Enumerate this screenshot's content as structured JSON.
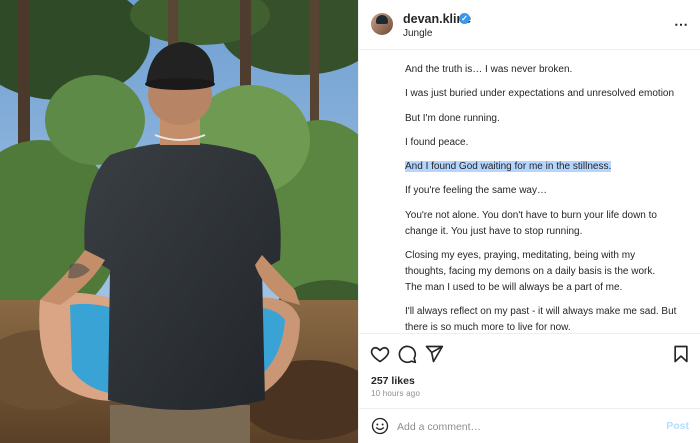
{
  "post": {
    "username": "devan.kline",
    "verified_mark": "✓",
    "location": "Jungle",
    "more_icon": "⋯",
    "likes": "257 likes",
    "time_ago": "10 hours ago"
  },
  "caption": [
    {
      "text": "And the truth is… I was never broken.",
      "highlighted": false
    },
    {
      "text": "I was just buried under expectations and unresolved emotion",
      "highlighted": false
    },
    {
      "text": "But I'm done running.",
      "highlighted": false
    },
    {
      "text": "I found peace.",
      "highlighted": false
    },
    {
      "text": "And I found God waiting for me in the stillness.",
      "highlighted": true
    },
    {
      "text": "If you're feeling the same way…",
      "highlighted": false
    },
    {
      "text": "You're not alone. You don't have to burn your life down to change it. You just have to stop running.",
      "highlighted": false
    },
    {
      "text": "Closing my eyes, praying, meditating, being with my thoughts, facing my demons on a daily basis is the work.",
      "highlighted": false
    },
    {
      "text": "The man I used to be will always be a part of me.",
      "highlighted": false
    },
    {
      "text": "I'll always reflect on my past - it will always make me sad. But there is so much more to live for now.",
      "highlighted": false
    }
  ],
  "comment": {
    "placeholder": "Add a comment…",
    "post_label": "Post"
  },
  "icons": {
    "like": "heart-icon",
    "comment": "comment-icon",
    "share": "share-icon",
    "save": "bookmark-icon",
    "emoji": "emoji-icon",
    "more": "more-icon"
  },
  "colors": {
    "highlight": "#b4d5fe",
    "verified": "#3897f0",
    "post_button": "#b2dffc",
    "muted": "#8e8e8e"
  }
}
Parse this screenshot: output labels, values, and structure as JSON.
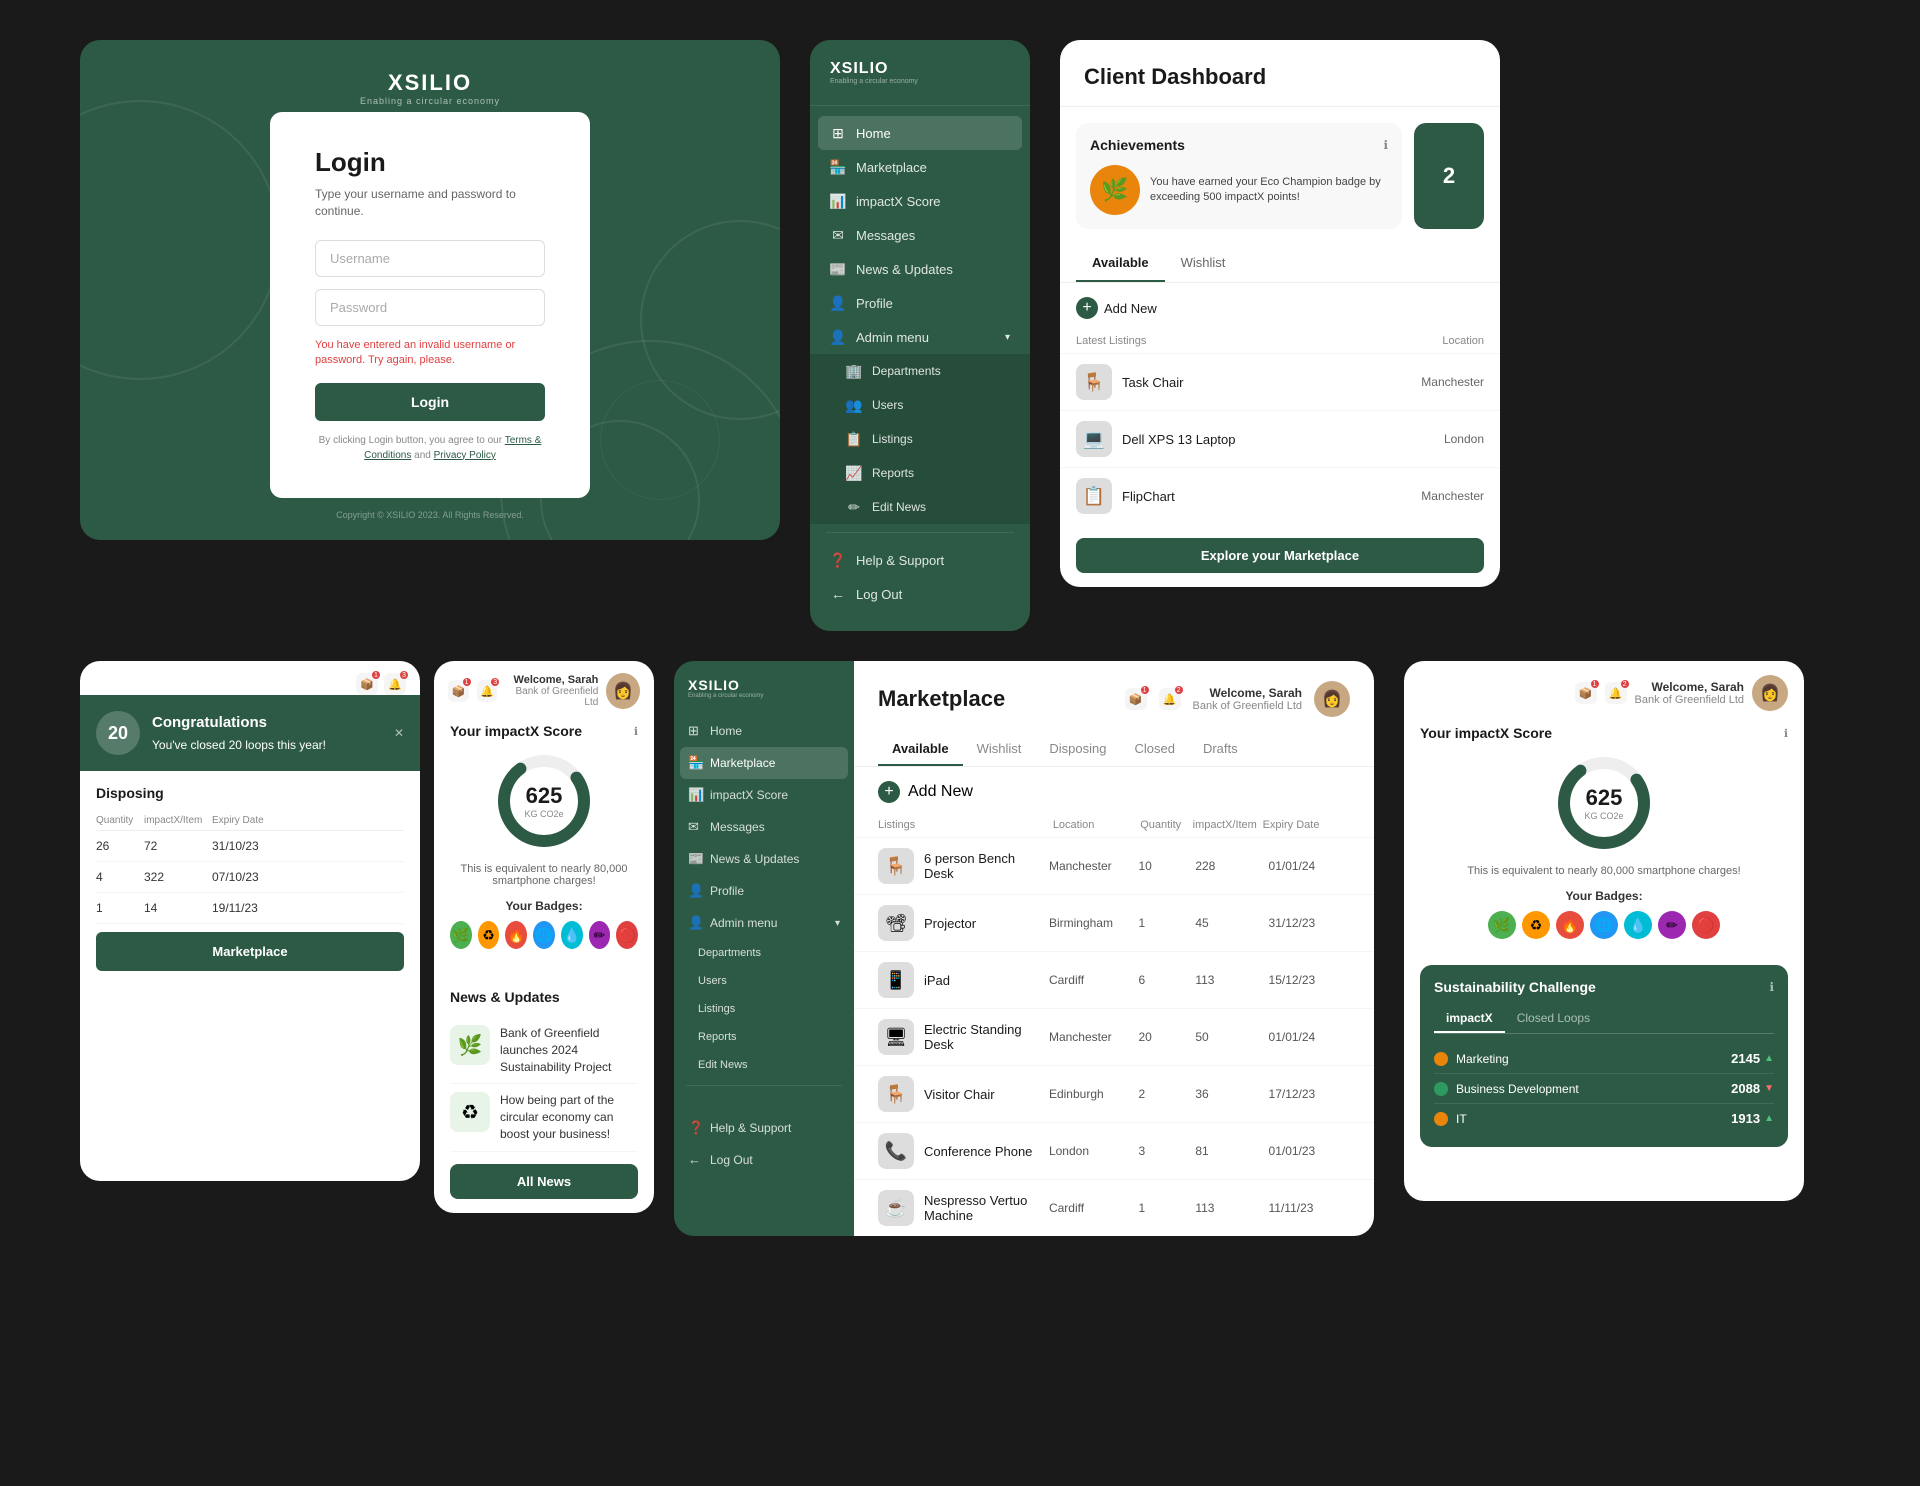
{
  "brand": {
    "name": "XSILIO",
    "tagline": "Enabling a circular economy"
  },
  "login": {
    "title": "Login",
    "subtitle": "Type your username and password to continue.",
    "username_placeholder": "Username",
    "password_placeholder": "Password",
    "error_message": "You have entered an invalid username or password. Try again, please.",
    "button_label": "Login",
    "terms_text": "By clicking Login button, you agree to our",
    "terms_link": "Terms & Conditions",
    "and": "and",
    "privacy_link": "Privacy Policy",
    "copyright": "Copyright © XSILIO 2023. All Rights Reserved."
  },
  "sidebar": {
    "items": [
      {
        "label": "Home",
        "icon": "⊞",
        "active": true
      },
      {
        "label": "Marketplace",
        "icon": "🏪",
        "active": false
      },
      {
        "label": "impactX Score",
        "icon": "📊",
        "active": false
      },
      {
        "label": "Messages",
        "icon": "✉",
        "active": false
      },
      {
        "label": "News & Updates",
        "icon": "📰",
        "active": false
      },
      {
        "label": "Profile",
        "icon": "👤",
        "active": false
      },
      {
        "label": "Admin menu",
        "icon": "👤",
        "active": false,
        "hasChevron": true
      },
      {
        "label": "Departments",
        "icon": "🏢",
        "submenu": true
      },
      {
        "label": "Users",
        "icon": "👥",
        "submenu": true
      },
      {
        "label": "Listings",
        "icon": "📋",
        "submenu": true
      },
      {
        "label": "Reports",
        "icon": "📈",
        "submenu": true
      },
      {
        "label": "Edit News",
        "icon": "✏",
        "submenu": true
      },
      {
        "label": "Help & Support",
        "icon": "❓",
        "bottom": true
      },
      {
        "label": "Log Out",
        "icon": "←",
        "bottom": true
      }
    ]
  },
  "dashboard": {
    "title": "Client Dashboard",
    "achievements": {
      "title": "Achievements",
      "badge_emoji": "🌿",
      "badge_text": "You have earned your Eco Champion badge by exceeding 500 impactX points!"
    },
    "con_value": "2",
    "tabs": [
      "Available",
      "Wishlist"
    ],
    "add_new_label": "Add New",
    "listings_col1": "Latest Listings",
    "listings_col2": "Location",
    "listings": [
      {
        "name": "Task Chair",
        "location": "Manchester",
        "emoji": "🪑"
      },
      {
        "name": "Dell XPS 13 Laptop",
        "location": "London",
        "emoji": "💻"
      },
      {
        "name": "FlipChart",
        "location": "Manchester",
        "emoji": "📋"
      }
    ],
    "explore_btn": "Explore your Marketplace"
  },
  "bottom_left": {
    "notifications": [
      {
        "icon": "📦",
        "badge": "1"
      },
      {
        "icon": "🔔",
        "badge": "3"
      }
    ],
    "congratulations": {
      "title": "Congratulations",
      "value": "20",
      "text": "You've closed 20 loops this year!"
    },
    "disposing_title": "Disposing",
    "table_headers": [
      "Quantity",
      "impactX/Item",
      "Expiry Date"
    ],
    "disposing_rows": [
      {
        "qty": "-",
        "impact": "26",
        "expiry": "72",
        "date": "31/10/23"
      },
      {
        "qty": "-",
        "impact": "4",
        "expiry": "322",
        "date": "07/10/23"
      },
      {
        "qty": "-",
        "impact": "1",
        "expiry": "14",
        "date": "19/11/23"
      }
    ],
    "marketplace_link": "tplace"
  },
  "marketplace_panel": {
    "title": "Marketplace",
    "tabs": [
      "Available",
      "Wishlist",
      "Disposing",
      "Closed",
      "Drafts"
    ],
    "active_tab": "Available",
    "add_new": "Add New",
    "col_listings": "Listings",
    "col_location": "Location",
    "col_quantity": "Quantity",
    "col_impact": "impactX/Item",
    "col_expiry": "Expiry Date",
    "items": [
      {
        "name": "6 person Bench Desk",
        "location": "Manchester",
        "qty": "10",
        "impact": "228",
        "expiry": "01/01/24",
        "emoji": "🪑"
      },
      {
        "name": "Projector",
        "location": "Birmingham",
        "qty": "1",
        "impact": "45",
        "expiry": "31/12/23",
        "emoji": "📽"
      },
      {
        "name": "iPad",
        "location": "Cardiff",
        "qty": "6",
        "impact": "113",
        "expiry": "15/12/23",
        "emoji": "📱"
      },
      {
        "name": "Electric Standing Desk",
        "location": "Manchester",
        "qty": "20",
        "impact": "50",
        "expiry": "01/01/24",
        "emoji": "🖥"
      },
      {
        "name": "Visitor Chair",
        "location": "Edinburgh",
        "qty": "2",
        "impact": "36",
        "expiry": "17/12/23",
        "emoji": "🪑"
      },
      {
        "name": "Conference Phone",
        "location": "London",
        "qty": "3",
        "impact": "81",
        "expiry": "01/01/23",
        "emoji": "📞"
      },
      {
        "name": "Nespresso Vertuo Machine",
        "location": "Cardiff",
        "qty": "1",
        "impact": "113",
        "expiry": "11/11/23",
        "emoji": "☕"
      }
    ]
  },
  "mid_sidebar": {
    "items": [
      {
        "label": "Home",
        "icon": "⊞",
        "active": false
      },
      {
        "label": "Marketplace",
        "icon": "🏪",
        "active": true
      },
      {
        "label": "impactX Score",
        "icon": "📊",
        "active": false
      },
      {
        "label": "Messages",
        "icon": "✉",
        "active": false
      },
      {
        "label": "News & Updates",
        "icon": "📰",
        "active": false
      },
      {
        "label": "Profile",
        "icon": "👤",
        "active": false
      },
      {
        "label": "Admin menu",
        "icon": "👤",
        "active": false,
        "hasChevron": true
      },
      {
        "label": "Departments",
        "icon": "🏢",
        "submenu": true
      },
      {
        "label": "Users",
        "icon": "👥",
        "submenu": true
      },
      {
        "label": "Listings",
        "icon": "📋",
        "submenu": true
      },
      {
        "label": "Reports",
        "icon": "📈",
        "submenu": true
      },
      {
        "label": "Edit News",
        "icon": "✏",
        "submenu": true
      },
      {
        "label": "Help & Support",
        "icon": "❓",
        "bottom": true
      },
      {
        "label": "Log Out",
        "icon": "←",
        "bottom": true
      }
    ]
  },
  "right_panel": {
    "welcome_text": "Welcome, Sarah",
    "company": "Bank of Greenfield Ltd",
    "score_title": "Your impactX Score",
    "score_value": "625",
    "score_unit": "KG CO2e",
    "score_desc": "This is equivalent to nearly 80,000 smartphone charges!",
    "badges_label": "Your Badges:",
    "badges": [
      "🌿",
      "♻",
      "🔥",
      "🌐",
      "💧",
      "✏",
      "🚫"
    ],
    "sustainability": {
      "title": "Sustainability Challenge",
      "tabs": [
        "impactX",
        "Closed Loops"
      ],
      "active_tab": "impactX",
      "rows": [
        {
          "label": "Marketing",
          "value": "2145",
          "trend": "up",
          "color": "#e8850a"
        },
        {
          "label": "Business Development",
          "value": "2088",
          "trend": "down",
          "color": "#2d5a45"
        },
        {
          "label": "IT",
          "value": "1913",
          "trend": "up",
          "color": "#e8850a"
        }
      ]
    }
  },
  "score_panel_left": {
    "welcome_text": "Welcome, Sarah",
    "company": "Bank of Greenfield Ltd",
    "score_title": "Your impactX Score",
    "score_value": "625",
    "score_unit": "KG CO2e",
    "score_desc": "This is equivalent to nearly 80,000 smartphone charges!",
    "badges_label": "Your Badges:"
  },
  "news": {
    "title": "News & Updates",
    "items": [
      {
        "text": "Bank of Greenfield launches 2024 Sustainability Project",
        "emoji": "🌿"
      },
      {
        "text": "How being part of the circular economy can boost your business!",
        "emoji": "♻"
      }
    ],
    "all_news_btn": "All News",
    "all_news_btn2": "All News"
  }
}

[Instructions to follow]
Look through the data and show every line containing "being".

[Exercise solution]
      "text": "Closing my eyes, praying, meditating, being with my thoughts, facing my demons on a daily basis is the work.",
        "text": "How being part of the circular economy can boost your business!",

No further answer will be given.